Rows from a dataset
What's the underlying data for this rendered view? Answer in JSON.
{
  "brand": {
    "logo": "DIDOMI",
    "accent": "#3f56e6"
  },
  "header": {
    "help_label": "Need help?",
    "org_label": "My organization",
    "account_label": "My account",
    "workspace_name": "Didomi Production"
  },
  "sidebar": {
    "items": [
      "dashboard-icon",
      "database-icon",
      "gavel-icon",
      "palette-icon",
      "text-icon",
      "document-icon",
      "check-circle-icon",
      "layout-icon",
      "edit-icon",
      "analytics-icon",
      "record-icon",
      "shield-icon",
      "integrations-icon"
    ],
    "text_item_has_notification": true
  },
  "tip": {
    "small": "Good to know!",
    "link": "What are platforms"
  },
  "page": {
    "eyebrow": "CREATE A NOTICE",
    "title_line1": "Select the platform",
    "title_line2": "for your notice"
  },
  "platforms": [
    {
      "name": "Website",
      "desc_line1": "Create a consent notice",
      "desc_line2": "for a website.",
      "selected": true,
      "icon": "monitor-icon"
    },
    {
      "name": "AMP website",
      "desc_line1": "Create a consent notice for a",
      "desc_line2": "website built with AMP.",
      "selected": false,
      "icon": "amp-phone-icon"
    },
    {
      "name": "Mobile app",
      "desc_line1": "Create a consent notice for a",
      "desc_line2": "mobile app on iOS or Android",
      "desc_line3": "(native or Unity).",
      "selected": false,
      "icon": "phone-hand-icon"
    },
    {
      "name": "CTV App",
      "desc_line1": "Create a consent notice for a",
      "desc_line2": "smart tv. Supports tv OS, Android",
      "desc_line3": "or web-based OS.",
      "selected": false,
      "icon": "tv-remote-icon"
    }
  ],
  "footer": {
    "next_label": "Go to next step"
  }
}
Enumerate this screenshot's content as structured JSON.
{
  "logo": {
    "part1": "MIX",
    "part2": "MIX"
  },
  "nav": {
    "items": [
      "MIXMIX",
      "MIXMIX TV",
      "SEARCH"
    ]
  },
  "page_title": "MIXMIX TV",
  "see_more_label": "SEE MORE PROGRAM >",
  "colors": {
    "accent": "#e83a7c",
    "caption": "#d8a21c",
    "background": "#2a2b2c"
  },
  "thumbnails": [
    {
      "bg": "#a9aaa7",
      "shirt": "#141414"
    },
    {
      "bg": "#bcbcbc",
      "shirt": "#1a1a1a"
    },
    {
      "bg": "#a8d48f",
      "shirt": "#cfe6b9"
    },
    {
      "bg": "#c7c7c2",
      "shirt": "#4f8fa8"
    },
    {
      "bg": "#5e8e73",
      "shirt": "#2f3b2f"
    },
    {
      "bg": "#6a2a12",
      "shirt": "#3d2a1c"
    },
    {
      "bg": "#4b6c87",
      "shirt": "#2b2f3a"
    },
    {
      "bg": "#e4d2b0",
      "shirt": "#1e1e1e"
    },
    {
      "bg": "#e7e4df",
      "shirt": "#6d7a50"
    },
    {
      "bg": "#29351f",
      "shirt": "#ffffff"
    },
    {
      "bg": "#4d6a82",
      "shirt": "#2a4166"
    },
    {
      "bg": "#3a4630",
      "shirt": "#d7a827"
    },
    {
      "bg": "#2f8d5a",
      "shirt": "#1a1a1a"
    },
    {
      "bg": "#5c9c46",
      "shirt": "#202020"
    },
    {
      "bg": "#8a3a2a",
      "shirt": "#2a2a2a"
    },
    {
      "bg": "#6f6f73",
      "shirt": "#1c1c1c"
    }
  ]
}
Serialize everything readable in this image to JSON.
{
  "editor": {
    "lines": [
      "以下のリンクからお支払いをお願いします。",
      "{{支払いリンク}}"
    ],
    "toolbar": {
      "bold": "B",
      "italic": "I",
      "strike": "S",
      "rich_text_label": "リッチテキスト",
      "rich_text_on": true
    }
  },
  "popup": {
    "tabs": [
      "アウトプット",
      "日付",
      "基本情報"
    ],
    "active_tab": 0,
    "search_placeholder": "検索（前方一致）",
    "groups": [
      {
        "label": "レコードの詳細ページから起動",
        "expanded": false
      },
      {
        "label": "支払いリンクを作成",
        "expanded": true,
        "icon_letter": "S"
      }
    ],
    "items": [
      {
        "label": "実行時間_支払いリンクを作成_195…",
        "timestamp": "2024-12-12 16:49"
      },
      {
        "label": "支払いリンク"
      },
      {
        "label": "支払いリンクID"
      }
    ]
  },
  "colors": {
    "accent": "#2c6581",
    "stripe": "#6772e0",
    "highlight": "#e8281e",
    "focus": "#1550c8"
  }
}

*SHORT PROBLEM*
Go through the records and print each one exactly.

*OUTPUT BELOW*
What's the underlying data for this rendered view? Answer in JSON.
{
  "brand": {
    "logo": "DIDOMI",
    "accent": "#3f56e6"
  },
  "header": {
    "help_label": "Need help?",
    "org_label": "My organization",
    "account_label": "My account",
    "workspace_name": "Didomi Production"
  },
  "sidebar": {
    "items": [
      "dashboard-icon",
      "database-icon",
      "gavel-icon",
      "palette-icon",
      "text-icon",
      "document-icon",
      "check-circle-icon",
      "layout-icon",
      "edit-icon",
      "analytics-icon",
      "record-icon",
      "shield-icon",
      "integrations-icon"
    ],
    "text_item_has_notification": true
  },
  "tip": {
    "small": "Good to know!",
    "link": "What are platforms"
  },
  "page": {
    "eyebrow": "CREATE A NOTICE",
    "title_line1": "Select the platform",
    "title_line2": "for your notice"
  },
  "platforms": [
    {
      "name": "Website",
      "desc_line1": "Create a consent notice",
      "desc_line2": "for a website.",
      "selected": true,
      "icon": "monitor-icon"
    },
    {
      "name": "AMP website",
      "desc_line1": "Create a consent notice for a",
      "desc_line2": "website built with AMP.",
      "selected": false,
      "icon": "amp-phone-icon"
    },
    {
      "name": "Mobile app",
      "desc_line1": "Create a consent notice for a",
      "desc_line2": "mobile app on iOS or Android",
      "desc_line3": "(native or Unity).",
      "selected": false,
      "icon": "phone-hand-icon"
    },
    {
      "name": "CTV App",
      "desc_line1": "Create a consent notice for a",
      "desc_line2": "smart tv. Supports tv OS, Android",
      "desc_line3": "or web-based OS.",
      "selected": false,
      "icon": "tv-remote-icon"
    }
  ],
  "footer": {
    "next_label": "Go to next step"
  }
}
Enumerate this screenshot's content as structured JSON.
{
  "logo": {
    "part1": "MIX",
    "part2": "MIX"
  },
  "nav": {
    "items": [
      "MIXMIX",
      "MIXMIX TV",
      "SEARCH"
    ]
  },
  "page_title": "MIXMIX TV",
  "see_more_label": "SEE MORE PROGRAM >",
  "colors": {
    "accent": "#e83a7c",
    "caption": "#d8a21c",
    "background": "#2a2b2c"
  },
  "thumbnails": [
    {
      "bg": "#a9aaa7",
      "shirt": "#141414"
    },
    {
      "bg": "#bcbcbc",
      "shirt": "#1a1a1a"
    },
    {
      "bg": "#a8d48f",
      "shirt": "#cfe6b9"
    },
    {
      "bg": "#c7c7c2",
      "shirt": "#4f8fa8"
    },
    {
      "bg": "#5e8e73",
      "shirt": "#2f3b2f"
    },
    {
      "bg": "#6a2a12",
      "shirt": "#3d2a1c"
    },
    {
      "bg": "#4b6c87",
      "shirt": "#2b2f3a"
    },
    {
      "bg": "#e4d2b0",
      "shirt": "#1e1e1e"
    },
    {
      "bg": "#e7e4df",
      "shirt": "#6d7a50"
    },
    {
      "bg": "#29351f",
      "shirt": "#ffffff"
    },
    {
      "bg": "#4d6a82",
      "shirt": "#2a4166"
    },
    {
      "bg": "#3a4630",
      "shirt": "#d7a827"
    },
    {
      "bg": "#2f8d5a",
      "shirt": "#1a1a1a"
    },
    {
      "bg": "#5c9c46",
      "shirt": "#202020"
    },
    {
      "bg": "#8a3a2a",
      "shirt": "#2a2a2a"
    },
    {
      "bg": "#6f6f73",
      "shirt": "#1c1c1c"
    }
  ]
}
Serialize everything readable in this image to JSON.
{
  "editor": {
    "lines": [
      "以下のリンクからお支払いをお願いします。",
      "{{支払いリンク}}"
    ],
    "toolbar": {
      "bold": "B",
      "italic": "I",
      "strike": "S",
      "rich_text_label": "リッチテキスト",
      "rich_text_on": true
    }
  },
  "popup": {
    "tabs": [
      "アウトプット",
      "日付",
      "基本情報"
    ],
    "active_tab": 0,
    "search_placeholder": "検索（前方一致）",
    "groups": [
      {
        "label": "レコードの詳細ページから起動",
        "expanded": false
      },
      {
        "label": "支払いリンクを作成",
        "expanded": true,
        "icon_letter": "S"
      }
    ],
    "items": [
      {
        "label": "実行時間_支払いリンクを作成_195…",
        "timestamp": "2024-12-12 16:49"
      },
      {
        "label": "支払いリンク"
      },
      {
        "label": "支払いリンクID"
      }
    ]
  },
  "colors": {
    "accent": "#2c6581",
    "stripe": "#6772e0",
    "highlight": "#e8281e",
    "focus": "#1550c8"
  }
}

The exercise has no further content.